■ **Task statement**: Here are some records; quote them exactly, leaving out the pictures.

■ **Dataset records**:
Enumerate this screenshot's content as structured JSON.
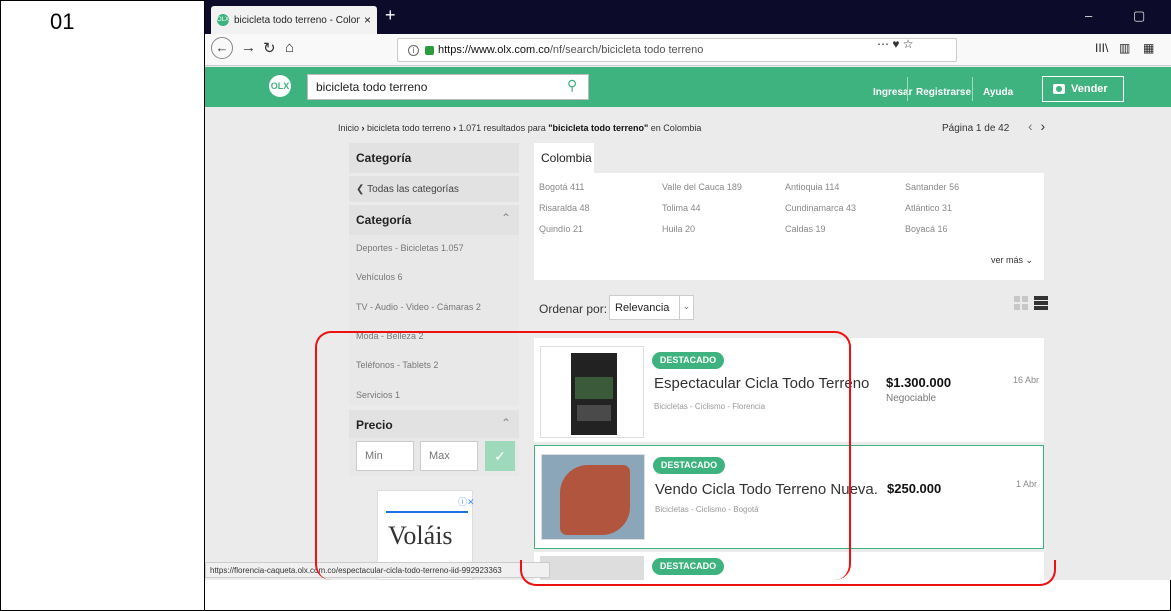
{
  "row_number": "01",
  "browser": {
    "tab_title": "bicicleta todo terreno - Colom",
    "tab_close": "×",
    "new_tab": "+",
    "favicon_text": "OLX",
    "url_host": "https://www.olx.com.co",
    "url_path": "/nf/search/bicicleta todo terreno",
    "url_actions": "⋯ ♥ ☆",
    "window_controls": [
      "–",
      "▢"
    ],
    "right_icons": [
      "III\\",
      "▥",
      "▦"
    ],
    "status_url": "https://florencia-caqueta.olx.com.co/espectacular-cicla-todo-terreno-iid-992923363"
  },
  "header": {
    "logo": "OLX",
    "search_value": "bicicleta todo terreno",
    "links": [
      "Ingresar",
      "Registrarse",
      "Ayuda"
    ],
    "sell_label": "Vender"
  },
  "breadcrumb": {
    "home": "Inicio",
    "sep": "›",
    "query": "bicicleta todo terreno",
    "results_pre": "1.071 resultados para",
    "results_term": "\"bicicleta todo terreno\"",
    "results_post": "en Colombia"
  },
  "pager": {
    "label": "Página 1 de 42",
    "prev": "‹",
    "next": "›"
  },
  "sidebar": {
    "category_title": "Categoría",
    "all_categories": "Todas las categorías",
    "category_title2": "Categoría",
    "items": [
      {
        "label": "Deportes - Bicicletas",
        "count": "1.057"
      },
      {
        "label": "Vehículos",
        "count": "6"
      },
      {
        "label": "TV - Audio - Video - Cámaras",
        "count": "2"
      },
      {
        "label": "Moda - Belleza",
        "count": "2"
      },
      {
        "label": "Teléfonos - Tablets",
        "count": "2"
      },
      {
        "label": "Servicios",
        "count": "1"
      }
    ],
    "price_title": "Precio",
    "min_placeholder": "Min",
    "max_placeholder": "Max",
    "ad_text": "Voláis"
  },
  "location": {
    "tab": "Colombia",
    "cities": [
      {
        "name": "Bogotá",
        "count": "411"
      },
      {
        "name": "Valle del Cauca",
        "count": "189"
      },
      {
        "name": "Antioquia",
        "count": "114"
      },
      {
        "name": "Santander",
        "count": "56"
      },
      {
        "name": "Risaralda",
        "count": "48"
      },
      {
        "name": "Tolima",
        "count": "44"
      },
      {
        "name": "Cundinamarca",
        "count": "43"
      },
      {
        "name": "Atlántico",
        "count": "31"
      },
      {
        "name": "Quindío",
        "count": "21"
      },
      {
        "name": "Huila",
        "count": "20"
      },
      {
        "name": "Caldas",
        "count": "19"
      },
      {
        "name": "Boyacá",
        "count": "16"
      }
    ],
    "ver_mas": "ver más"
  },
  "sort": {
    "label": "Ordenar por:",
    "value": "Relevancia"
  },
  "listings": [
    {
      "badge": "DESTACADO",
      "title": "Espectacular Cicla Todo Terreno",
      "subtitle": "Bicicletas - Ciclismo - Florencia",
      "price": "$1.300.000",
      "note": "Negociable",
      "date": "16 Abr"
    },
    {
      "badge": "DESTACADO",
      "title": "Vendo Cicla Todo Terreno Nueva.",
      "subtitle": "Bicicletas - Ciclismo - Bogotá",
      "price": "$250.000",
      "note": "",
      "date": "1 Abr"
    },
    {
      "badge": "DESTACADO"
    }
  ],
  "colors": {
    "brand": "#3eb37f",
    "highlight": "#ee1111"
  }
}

■ **The output**:
Enumerate this screenshot's content as structured JSON.
{
  "row_number": "01",
  "browser": {
    "tab_title": "bicicleta todo terreno - Colom",
    "tab_close": "×",
    "new_tab": "+",
    "favicon_text": "OLX",
    "url_host": "https://www.olx.com.co",
    "url_path": "/nf/search/bicicleta todo terreno",
    "url_actions": "⋯ ♥ ☆",
    "window_controls": [
      "–",
      "▢"
    ],
    "right_icons": [
      "III\\",
      "▥",
      "▦"
    ],
    "status_url": "https://florencia-caqueta.olx.com.co/espectacular-cicla-todo-terreno-iid-992923363"
  },
  "header": {
    "logo": "OLX",
    "search_value": "bicicleta todo terreno",
    "links": [
      "Ingresar",
      "Registrarse",
      "Ayuda"
    ],
    "sell_label": "Vender"
  },
  "breadcrumb": {
    "home": "Inicio",
    "sep": "›",
    "query": "bicicleta todo terreno",
    "results_pre": "1.071 resultados para",
    "results_term": "\"bicicleta todo terreno\"",
    "results_post": "en Colombia"
  },
  "pager": {
    "label": "Página 1 de 42",
    "prev": "‹",
    "next": "›"
  },
  "sidebar": {
    "category_title": "Categoría",
    "all_categories": "Todas las categorías",
    "category_title2": "Categoría",
    "items": [
      {
        "label": "Deportes - Bicicletas",
        "count": "1.057"
      },
      {
        "label": "Vehículos",
        "count": "6"
      },
      {
        "label": "TV - Audio - Video - Cámaras",
        "count": "2"
      },
      {
        "label": "Moda - Belleza",
        "count": "2"
      },
      {
        "label": "Teléfonos - Tablets",
        "count": "2"
      },
      {
        "label": "Servicios",
        "count": "1"
      }
    ],
    "price_title": "Precio",
    "min_placeholder": "Min",
    "max_placeholder": "Max",
    "ad_text": "Voláis"
  },
  "location": {
    "tab": "Colombia",
    "cities": [
      {
        "name": "Bogotá",
        "count": "411"
      },
      {
        "name": "Valle del Cauca",
        "count": "189"
      },
      {
        "name": "Antioquia",
        "count": "114"
      },
      {
        "name": "Santander",
        "count": "56"
      },
      {
        "name": "Risaralda",
        "count": "48"
      },
      {
        "name": "Tolima",
        "count": "44"
      },
      {
        "name": "Cundinamarca",
        "count": "43"
      },
      {
        "name": "Atlántico",
        "count": "31"
      },
      {
        "name": "Quindío",
        "count": "21"
      },
      {
        "name": "Huila",
        "count": "20"
      },
      {
        "name": "Caldas",
        "count": "19"
      },
      {
        "name": "Boyacá",
        "count": "16"
      }
    ],
    "ver_mas": "ver más"
  },
  "sort": {
    "label": "Ordenar por:",
    "value": "Relevancia"
  },
  "listings": [
    {
      "badge": "DESTACADO",
      "title": "Espectacular Cicla Todo Terreno",
      "subtitle": "Bicicletas - Ciclismo - Florencia",
      "price": "$1.300.000",
      "note": "Negociable",
      "date": "16 Abr"
    },
    {
      "badge": "DESTACADO",
      "title": "Vendo Cicla Todo Terreno Nueva.",
      "subtitle": "Bicicletas - Ciclismo - Bogotá",
      "price": "$250.000",
      "note": "",
      "date": "1 Abr"
    },
    {
      "badge": "DESTACADO"
    }
  ],
  "colors": {
    "brand": "#3eb37f",
    "highlight": "#ee1111"
  }
}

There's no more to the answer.